▶ [SET EXERCISE]: Only a number is wanted: the count of lines in this listing that contain "show".

▶ [DATA FOR THIS TASK]:
◇ ◇ ◇ ◇ ◇ ◇ ◇

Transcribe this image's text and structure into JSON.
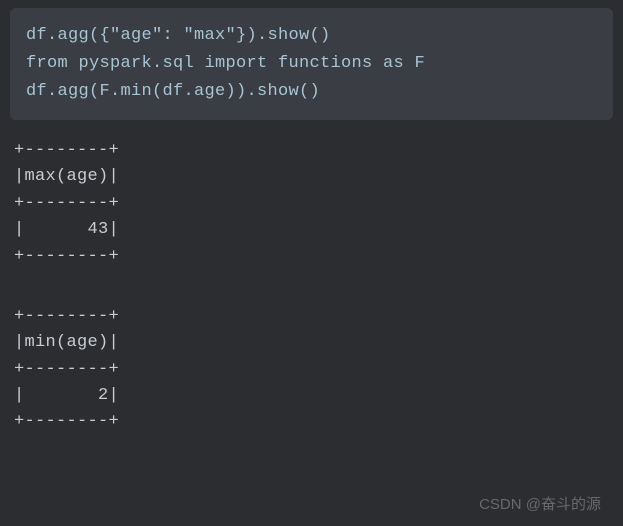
{
  "code": {
    "line1": "df.agg({\"age\": \"max\"}).show()",
    "line2": "",
    "line3": "from pyspark.sql import functions as F",
    "line4": "df.agg(F.min(df.age)).show()"
  },
  "output1": {
    "border": "+--------+",
    "header": "|max(age)|",
    "value": "|      43|"
  },
  "output2": {
    "border": "+--------+",
    "header": "|min(age)|",
    "value": "|       2|"
  },
  "watermark": "CSDN @奋斗的源"
}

◇ ◇ ◇ ◇ ◇ ◇ ◇

▶ [TASK RESPONSE]: 2